_Excerpts from a dataset_:

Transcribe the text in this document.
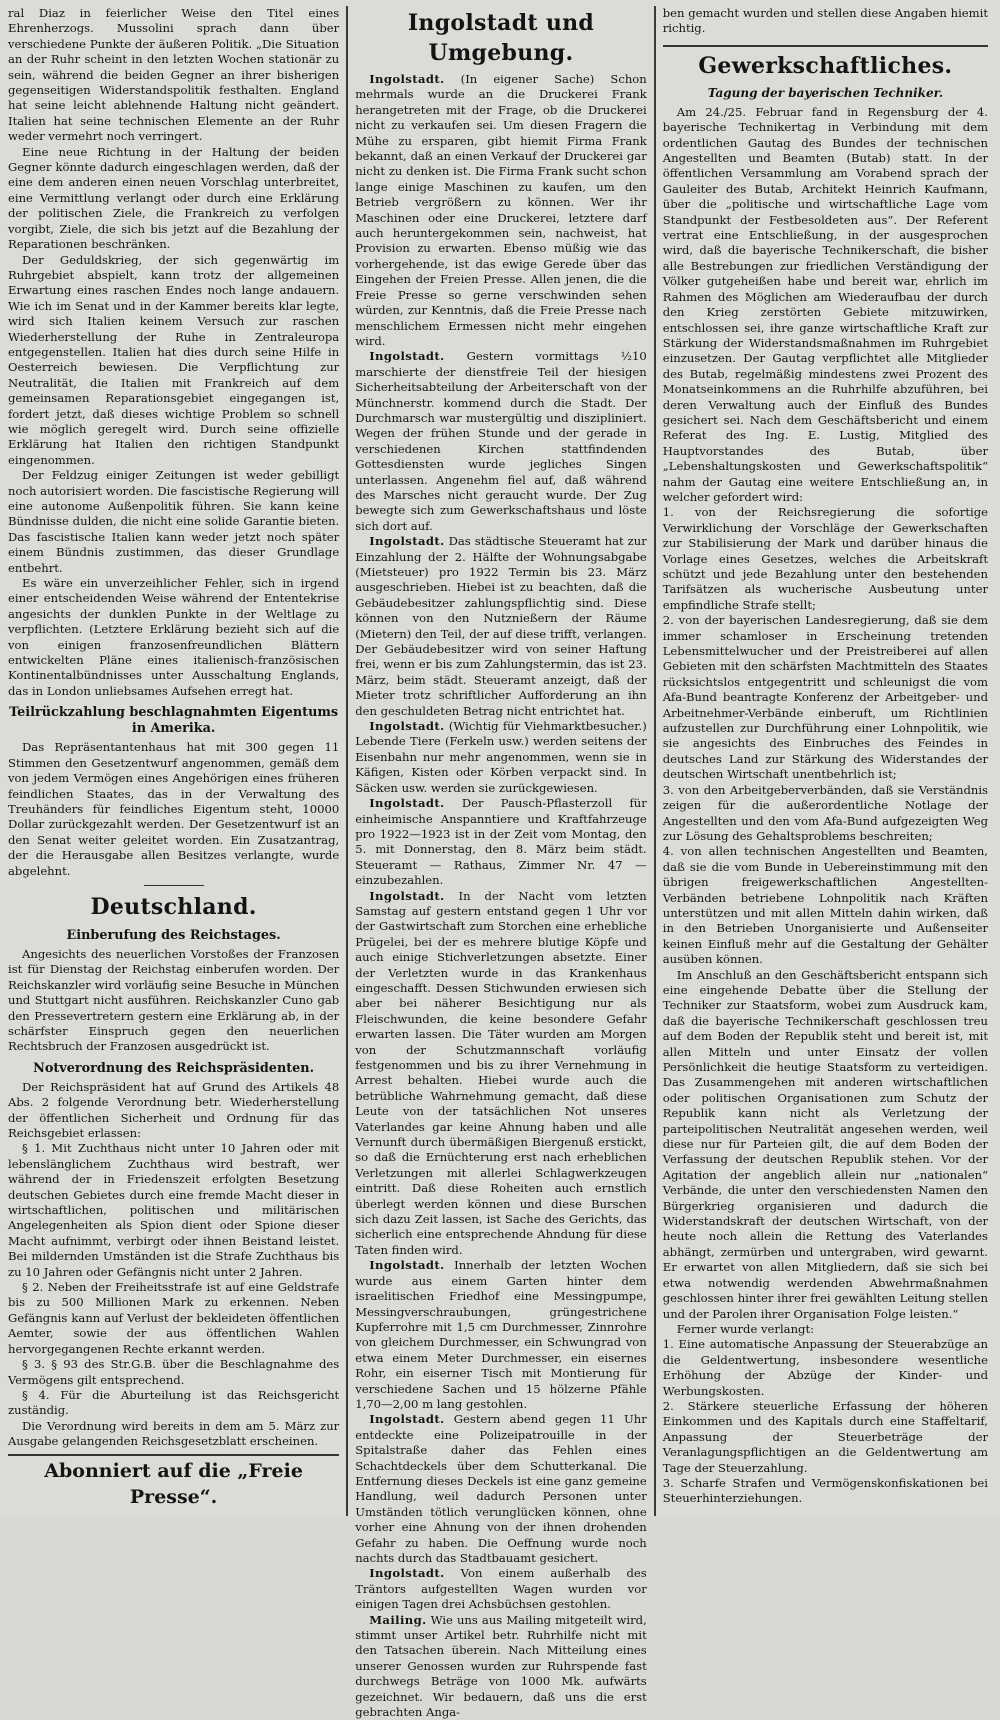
ral Diaz in feierlicher Weise den Titel eines Ehrenherzogs. Mussolini sprach dann über verschiedene Punkte der äußeren Politik. „Die Situation an der Ruhr scheint in den letzten Wochen stationär zu sein, während die beiden Gegner an ihrer bisherigen gegenseitigen Widerstandspolitik festhalten. England hat seine leicht ablehnende Haltung nicht geändert. Italien hat seine technischen Elemente an der Ruhr weder vermehrt noch verringert.

Eine neue Richtung in der Haltung der beiden Gegner könnte dadurch eingeschlagen werden, daß der eine dem anderen einen neuen Vorschlag unterbreitet, eine Vermittlung verlangt oder durch eine Erklärung der politischen Ziele, die Frankreich zu verfolgen vorgibt, Ziele, die sich bis jetzt auf die Bezahlung der Reparationen beschränken.

Der Geduldskrieg, der sich gegenwärtig im Ruhrgebiet abspielt, kann trotz der allgemeinen Erwartung eines raschen Endes noch lange andauern. Wie ich im Senat und in der Kammer bereits klar legte, wird sich Italien keinem Versuch zur raschen Wiederherstellung der Ruhe in Zentraleuropa entgegenstellen. Italien hat dies durch seine Hilfe in Oesterreich bewiesen. Die Verpflichtung zur Neutralität, die Italien mit Frankreich auf dem gemeinsamen Reparationsgebiet eingegangen ist, fordert jetzt, daß dieses wichtige Problem so schnell wie möglich geregelt wird. Durch seine offizielle Erklärung hat Italien den richtigen Standpunkt eingenommen.

Der Feldzug einiger Zeitungen ist weder gebilligt noch autorisiert worden. Die fascistische Regierung will eine autonome Außenpolitik führen. Sie kann keine Bündnisse dulden, die nicht eine solide Garantie bieten. Das fascistische Italien kann weder jetzt noch später einem Bündnis zustimmen, das dieser Grundlage entbehrt.

Es wäre ein unverzeihlicher Fehler, sich in irgend einer entscheidenden Weise während der Ententekrise angesichts der dunklen Punkte in der Weltlage zu verpflichten. (Letztere Erklärung bezieht sich auf die von einigen franzosenfreundlichen Blättern entwickelten Pläne eines italienisch-französischen Kontinentalbündnisses unter Ausschaltung Englands, das in London unliebsames Aufsehen erregt hat.

Teilrückzahlung beschlagnahmten Eigentums in Amerika.

Das Repräsentantenhaus hat mit 300 gegen 11 Stimmen den Gesetzentwurf angenommen, gemäß dem von jedem Vermögen eines Angehörigen eines früheren feindlichen Staates, das in der Verwaltung des Treuhänders für feindliches Eigentum steht, 10000 Dollar zurückgezahlt werden. Der Gesetzentwurf ist an den Senat weiter geleitet worden. Ein Zusatzantrag, der die Herausgabe allen Besitzes verlangte, wurde abgelehnt.

Deutschland.
Einberufung des Reichstages.

Angesichts des neuerlichen Vorstoßes der Franzosen ist für Dienstag der Reichstag einberufen worden. Der Reichskanzler wird vorläufig seine Besuche in München und Stuttgart nicht ausführen. Reichskanzler Cuno gab den Pressevertretern gestern eine Erklärung ab, in der schärfster Einspruch gegen den neuerlichen Rechtsbruch der Franzosen ausgedrückt ist.

Notverordnung des Reichspräsidenten.

Der Reichspräsident hat auf Grund des Artikels 48 Abs. 2 folgende Verordnung betr. Wiederherstellung der öffentlichen Sicherheit und Ordnung für das Reichsgebiet erlassen:

§ 1. Mit Zuchthaus nicht unter 10 Jahren oder mit lebenslänglichem Zuchthaus wird bestraft, wer während der in Friedenszeit erfolgten Besetzung deutschen Gebietes durch eine fremde Macht dieser in wirtschaftlichen, politischen und militärischen Angelegenheiten als Spion dient oder Spione dieser Macht aufnimmt, verbirgt oder ihnen Beistand leistet. Bei mildernden Umständen ist die Strafe Zuchthaus bis zu 10 Jahren oder Gefängnis nicht unter 2 Jahren.

§ 2. Neben der Freiheitsstrafe ist auf eine Geldstrafe bis zu 500 Millionen Mark zu erkennen. Neben Gefängnis kann auf Verlust der bekleideten öffentlichen Aemter, sowie der aus öffentlichen Wahlen hervorgegangenen Rechte erkannt werden.

§ 3. § 93 des Str.G.B. über die Beschlagnahme des Vermögens gilt entsprechend.

§ 4. Für die Aburteilung ist das Reichsgericht zuständig.

Die Verordnung wird bereits in dem am 5. März zur Ausgabe gelangenden Reichsgesetzblatt erscheinen.

Abonniert auf die „Freie Presse“.
Ingolstadt und Umgebung.

Ingolstadt. (In eigener Sache) Schon mehrmals wurde an die Druckerei Frank herangetreten mit der Frage, ob die Druckerei nicht zu verkaufen sei. Um diesen Fragern die Mühe zu ersparen, gibt hiemit Firma Frank bekannt, daß an einen Verkauf der Druckerei gar nicht zu denken ist. Die Firma Frank sucht schon lange einige Maschinen zu kaufen, um den Betrieb vergrößern zu können. Wer ihr Maschinen oder eine Druckerei, letztere darf auch heruntergekommen sein, nachweist, hat Provision zu erwarten. Ebenso müßig wie das vorhergehende, ist das ewige Gerede über das Eingehen der Freien Presse. Allen jenen, die die Freie Presse so gerne verschwinden sehen würden, zur Kenntnis, daß die Freie Presse nach menschlichem Ermessen nicht mehr eingehen wird.

Ingolstadt. Gestern vormittags ½10 marschierte der dienstfreie Teil der hiesigen Sicherheitsabteilung der Arbeiterschaft von der Münchnerstr. kommend durch die Stadt. Der Durchmarsch war mustergültig und diszipliniert. Wegen der frühen Stunde und der gerade in verschiedenen Kirchen stattfindenden Gottesdiensten wurde jegliches Singen unterlassen. Angenehm fiel auf, daß während des Marsches nicht geraucht wurde. Der Zug bewegte sich zum Gewerkschaftshaus und löste sich dort auf.

Ingolstadt. Das städtische Steueramt hat zur Einzahlung der 2. Hälfte der Wohnungsabgabe (Mietsteuer) pro 1922 Termin bis 23. März ausgeschrieben. Hiebei ist zu beachten, daß die Gebäudebesitzer zahlungspflichtig sind. Diese können von den Nutznießern der Räume (Mietern) den Teil, der auf diese trifft, verlangen. Der Gebäudebesitzer wird von seiner Haftung frei, wenn er bis zum Zahlungstermin, das ist 23. März, beim städt. Steueramt anzeigt, daß der Mieter trotz schriftlicher Aufforderung an ihn den geschuldeten Betrag nicht entrichtet hat.

Ingolstadt. (Wichtig für Viehmarktbesucher.) Lebende Tiere (Ferkeln usw.) werden seitens der Eisenbahn nur mehr angenommen, wenn sie in Käfigen, Kisten oder Körben verpackt sind. In Säcken usw. werden sie zurückgewiesen.

Ingolstadt. Der Pausch-Pflasterzoll für einheimische Anspanntiere und Kraftfahrzeuge pro 1922—1923 ist in der Zeit vom Montag, den 5. mit Donnerstag, den 8. März beim städt. Steueramt — Rathaus, Zimmer Nr. 47 — einzubezahlen.

Ingolstadt. In der Nacht vom letzten Samstag auf gestern entstand gegen 1 Uhr vor der Gastwirtschaft zum Storchen eine erhebliche Prügelei, bei der es mehrere blutige Köpfe und auch einige Stichverletzungen absetzte. Einer der Verletzten wurde in das Krankenhaus eingeschafft. Dessen Stichwunden erwiesen sich aber bei näherer Besichtigung nur als Fleischwunden, die keine besondere Gefahr erwarten lassen. Die Täter wurden am Morgen von der Schutzmannschaft vorläufig festgenommen und bis zu ihrer Vernehmung in Arrest behalten. Hiebei wurde auch die betrübliche Wahrnehmung gemacht, daß diese Leute von der tatsächlichen Not unseres Vaterlandes gar keine Ahnung haben und alle Vernunft durch übermäßigen Biergenuß erstickt, so daß die Ernüchterung erst nach erheblichen Verletzungen mit allerlei Schlagwerkzeugen eintritt. Daß diese Roheiten auch ernstlich überlegt werden können und diese Burschen sich dazu Zeit lassen, ist Sache des Gerichts, das sicherlich eine entsprechende Ahndung für diese Taten finden wird.

Ingolstadt. Innerhalb der letzten Wochen wurde aus einem Garten hinter dem israelitischen Friedhof eine Messingpumpe, Messingverschraubungen, grüngestrichene Kupferrohre mit 1,5 cm Durchmesser, Zinnrohre von gleichem Durchmesser, ein Schwungrad von etwa einem Meter Durchmesser, ein eisernes Rohr, ein eiserner Tisch mit Montierung für verschiedene Sachen und 15 hölzerne Pfähle 1,70—2,00 m lang gestohlen.

Ingolstadt. Gestern abend gegen 11 Uhr entdeckte eine Polizeipatrouille in der Spitalstraße daher das Fehlen eines Schachtdeckels über dem Schutterkanal. Die Entfernung dieses Deckels ist eine ganz gemeine Handlung, weil dadurch Personen unter Umständen tötlich verunglücken können, ohne vorher eine Ahnung von der ihnen drohenden Gefahr zu haben. Die Oeffnung wurde noch nachts durch das Stadtbauamt gesichert.

Ingolstadt. Von einem außerhalb des Träntors aufgestellten Wagen wurden vor einigen Tagen drei Achsbüchsen gestohlen.

Mailing. Wie uns aus Mailing mitgeteilt wird, stimmt unser Artikel betr. Ruhrhilfe nicht mit den Tatsachen überein. Nach Mitteilung eines unserer Genossen wurden zur Ruhrspende fast durchwegs Beträge von 1000 Mk. aufwärts gezeichnet. Wir bedauern, daß uns die erst gebrachten Anga-

ben gemacht wurden und stellen diese Angaben hiemit richtig.

Gewerkschaftliches.
Tagung der bayerischen Techniker.

Am 24./25. Februar fand in Regensburg der 4. bayerische Technikertag in Verbindung mit dem ordentlichen Gautag des Bundes der technischen Angestellten und Beamten (Butab) statt. In der öffentlichen Versammlung am Vorabend sprach der Gauleiter des Butab, Architekt Heinrich Kaufmann, über die „politische und wirtschaftliche Lage vom Standpunkt der Festbesoldeten aus“. Der Referent vertrat eine Entschließung, in der ausgesprochen wird, daß die bayerische Technikerschaft, die bisher alle Bestrebungen zur friedlichen Verständigung der Völker gutgeheißen habe und bereit war, ehrlich im Rahmen des Möglichen am Wiederaufbau der durch den Krieg zerstörten Gebiete mitzuwirken, entschlossen sei, ihre ganze wirtschaftliche Kraft zur Stärkung der Widerstandsmaßnahmen im Ruhrgebiet einzusetzen. Der Gautag verpflichtet alle Mitglieder des Butab, regelmäßig mindestens zwei Prozent des Monatseinkommens an die Ruhrhilfe abzuführen, bei deren Verwaltung auch der Einfluß des Bundes gesichert sei. Nach dem Geschäftsbericht und einem Referat des Ing. E. Lustig, Mitglied des Hauptvorstandes des Butab, über „Lebenshaltungskosten und Gewerkschaftspolitik“ nahm der Gautag eine weitere Entschließung an, in welcher gefordert wird:

1. von der Reichsregierung die sofortige Verwirklichung der Vorschläge der Gewerkschaften zur Stabilisierung der Mark und darüber hinaus die Vorlage eines Gesetzes, welches die Arbeitskraft schützt und jede Bezahlung unter den bestehenden Tarifsätzen als wucherische Ausbeutung unter empfindliche Strafe stellt;

2. von der bayerischen Landesregierung, daß sie dem immer schamloser in Erscheinung tretenden Lebensmittelwucher und der Preistreiberei auf allen Gebieten mit den schärfsten Machtmitteln des Staates rücksichtslos entgegentritt und schleunigst die vom Afa-Bund beantragte Konferenz der Arbeitgeber- und Arbeitnehmer-Verbände einberuft, um Richtlinien aufzustellen zur Durchführung einer Lohnpolitik, wie sie angesichts des Einbruches des Feindes in deutsches Land zur Stärkung des Widerstandes der deutschen Wirtschaft unentbehrlich ist;

3. von den Arbeitgeberverbänden, daß sie Verständnis zeigen für die außerordentliche Notlage der Angestellten und den vom Afa-Bund aufgezeigten Weg zur Lösung des Gehaltsproblems beschreiten;

4. von allen technischen Angestellten und Beamten, daß sie die vom Bunde in Uebereinstimmung mit den übrigen freigewerkschaftlichen Angestellten-Verbänden betriebene Lohnpolitik nach Kräften unterstützen und mit allen Mitteln dahin wirken, daß in den Betrieben Unorganisierte und Außenseiter keinen Einfluß mehr auf die Gestaltung der Gehälter ausüben können.

Im Anschluß an den Geschäftsbericht entspann sich eine eingehende Debatte über die Stellung der Techniker zur Staatsform, wobei zum Ausdruck kam, daß die bayerische Technikerschaft geschlossen treu auf dem Boden der Republik steht und bereit ist, mit allen Mitteln und unter Einsatz der vollen Persönlichkeit die heutige Staatsform zu verteidigen. Das Zusammengehen mit anderen wirtschaftlichen oder politischen Organisationen zum Schutz der Republik kann nicht als Verletzung der parteipolitischen Neutralität angesehen werden, weil diese nur für Parteien gilt, die auf dem Boden der Verfassung der deutschen Republik stehen. Vor der Agitation der angeblich allein nur „nationalen“ Verbände, die unter den verschiedensten Namen den Bürgerkrieg organisieren und dadurch die Widerstandskraft der deutschen Wirtschaft, von der heute noch allein die Rettung des Vaterlandes abhängt, zermürben und untergraben, wird gewarnt. Er erwartet von allen Mitgliedern, daß sie sich bei etwa notwendig werdenden Abwehrmaßnahmen geschlossen hinter ihrer frei gewählten Leitung stellen und der Parolen ihrer Organisation Folge leisten.“

Ferner wurde verlangt:

1. Eine automatische Anpassung der Steuerabzüge an die Geldentwertung, insbesondere wesentliche Erhöhung der Abzüge der Kinder- und Werbungskosten.

2. Stärkere steuerliche Erfassung der höheren Einkommen und des Kapitals durch eine Staffeltarif, Anpassung der Steuerbeträge der Veranlagungspflichtigen an die Geldentwertung am Tage der Steuerzahlung.

3. Scharfe Strafen und Vermögenskonfiskationen bei Steuerhinterziehungen.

_ASSIGNED TASK_: Each line of the data in which the string "beim" appears needs to be copied.

_ANSWER BELOW_:
Ingolstadt. Das städtische Steueramt hat zur Einzahlung der 2. Hälfte der Wohnungsabgabe (Mietsteuer) pro 1922 Termin bis 23. März ausgeschrieben. Hiebei ist zu beachten, daß die Gebäudebesitzer zahlungspflichtig sind. Diese können von den Nutznießern der Räume (Mietern) den Teil, der auf diese trifft, verlangen. Der Gebäudebesitzer wird von seiner Haftung frei, wenn er bis zum Zahlungstermin, das ist 23. März, beim städt. Steueramt anzeigt, daß der Mieter trotz schriftlicher Aufforderung an ihn den geschuldeten Betrag nicht entrichtet hat.
Ingolstadt. Der Pausch-Pflasterzoll für einheimische Anspanntiere und Kraftfahrzeuge pro 1922—1923 ist in der Zeit vom Montag, den 5. mit Donnerstag, den 8. März beim städt. Steueramt — Rathaus, Zimmer Nr. 47 — einzubezahlen.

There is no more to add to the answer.